* Dataset extract
____________

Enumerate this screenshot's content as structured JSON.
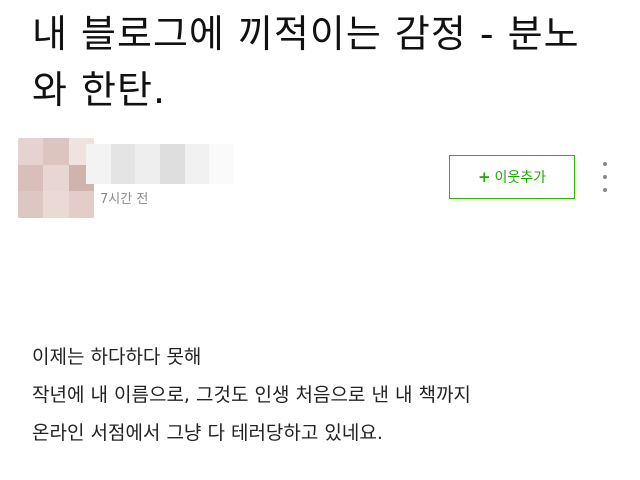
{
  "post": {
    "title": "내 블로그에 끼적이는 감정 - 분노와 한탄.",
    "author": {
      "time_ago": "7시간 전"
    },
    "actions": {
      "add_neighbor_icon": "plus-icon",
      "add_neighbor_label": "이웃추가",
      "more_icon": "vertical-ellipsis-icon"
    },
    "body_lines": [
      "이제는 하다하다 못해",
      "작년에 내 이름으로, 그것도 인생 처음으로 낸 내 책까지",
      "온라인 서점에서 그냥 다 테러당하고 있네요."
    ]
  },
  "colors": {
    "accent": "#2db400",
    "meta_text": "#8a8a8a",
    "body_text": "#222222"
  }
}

____________

* Directions for this task
Copy out every line from the data above that has "icon" in it.

* Output for this exercise
      "add_neighbor_icon": "plus-icon",
      "more_icon": "vertical-ellipsis-icon"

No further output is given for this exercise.